Records from a dataset:
--

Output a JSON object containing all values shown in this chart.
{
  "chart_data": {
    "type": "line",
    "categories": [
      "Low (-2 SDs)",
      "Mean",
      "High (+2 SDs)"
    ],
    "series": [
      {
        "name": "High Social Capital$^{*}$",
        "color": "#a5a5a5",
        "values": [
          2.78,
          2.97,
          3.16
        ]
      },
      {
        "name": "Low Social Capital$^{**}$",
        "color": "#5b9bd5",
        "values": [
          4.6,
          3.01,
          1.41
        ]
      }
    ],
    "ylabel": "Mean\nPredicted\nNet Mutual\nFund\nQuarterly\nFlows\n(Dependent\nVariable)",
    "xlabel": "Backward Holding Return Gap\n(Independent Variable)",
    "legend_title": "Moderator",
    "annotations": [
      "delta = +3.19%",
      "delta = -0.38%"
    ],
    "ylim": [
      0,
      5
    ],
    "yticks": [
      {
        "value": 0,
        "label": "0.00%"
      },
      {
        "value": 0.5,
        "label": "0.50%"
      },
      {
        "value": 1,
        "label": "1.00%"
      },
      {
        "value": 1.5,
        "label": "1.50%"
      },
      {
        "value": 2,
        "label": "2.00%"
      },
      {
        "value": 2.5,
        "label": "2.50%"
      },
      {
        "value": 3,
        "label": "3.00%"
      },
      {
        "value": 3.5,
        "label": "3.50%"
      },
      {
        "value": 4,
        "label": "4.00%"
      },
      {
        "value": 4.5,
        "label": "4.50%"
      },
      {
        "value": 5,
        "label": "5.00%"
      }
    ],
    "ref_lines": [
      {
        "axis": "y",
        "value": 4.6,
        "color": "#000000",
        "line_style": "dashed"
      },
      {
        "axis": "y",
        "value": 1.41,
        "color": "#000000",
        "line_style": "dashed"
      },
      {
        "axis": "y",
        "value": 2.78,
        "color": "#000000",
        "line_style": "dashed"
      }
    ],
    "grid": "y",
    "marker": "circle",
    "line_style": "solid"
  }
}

--

Exercise goal: Above are the records; retype every one exactly.

Expected output:
Output a JSON object containing all values shown in this chart.
{
  "chart_data": {
    "type": "line",
    "categories": [
      "Low (-2 SDs)",
      "Mean",
      "High (+2 SDs)"
    ],
    "series": [
      {
        "name": "High Social Capital$^{*}$",
        "color": "#a5a5a5",
        "values": [
          2.78,
          2.97,
          3.16
        ]
      },
      {
        "name": "Low Social Capital$^{**}$",
        "color": "#5b9bd5",
        "values": [
          4.6,
          3.01,
          1.41
        ]
      }
    ],
    "ylabel": "Mean\nPredicted\nNet Mutual\nFund\nQuarterly\nFlows\n(Dependent\nVariable)",
    "xlabel": "Backward Holding Return Gap\n(Independent Variable)",
    "legend_title": "Moderator",
    "annotations": [
      "delta = +3.19%",
      "delta = -0.38%"
    ],
    "ylim": [
      0,
      5
    ],
    "yticks": [
      {
        "value": 0,
        "label": "0.00%"
      },
      {
        "value": 0.5,
        "label": "0.50%"
      },
      {
        "value": 1,
        "label": "1.00%"
      },
      {
        "value": 1.5,
        "label": "1.50%"
      },
      {
        "value": 2,
        "label": "2.00%"
      },
      {
        "value": 2.5,
        "label": "2.50%"
      },
      {
        "value": 3,
        "label": "3.00%"
      },
      {
        "value": 3.5,
        "label": "3.50%"
      },
      {
        "value": 4,
        "label": "4.00%"
      },
      {
        "value": 4.5,
        "label": "4.50%"
      },
      {
        "value": 5,
        "label": "5.00%"
      }
    ],
    "ref_lines": [
      {
        "axis": "y",
        "value": 4.6,
        "color": "#000000",
        "line_style": "dashed"
      },
      {
        "axis": "y",
        "value": 1.41,
        "color": "#000000",
        "line_style": "dashed"
      },
      {
        "axis": "y",
        "value": 2.78,
        "color": "#000000",
        "line_style": "dashed"
      }
    ],
    "grid": "y",
    "marker": "circle",
    "line_style": "solid"
  }
}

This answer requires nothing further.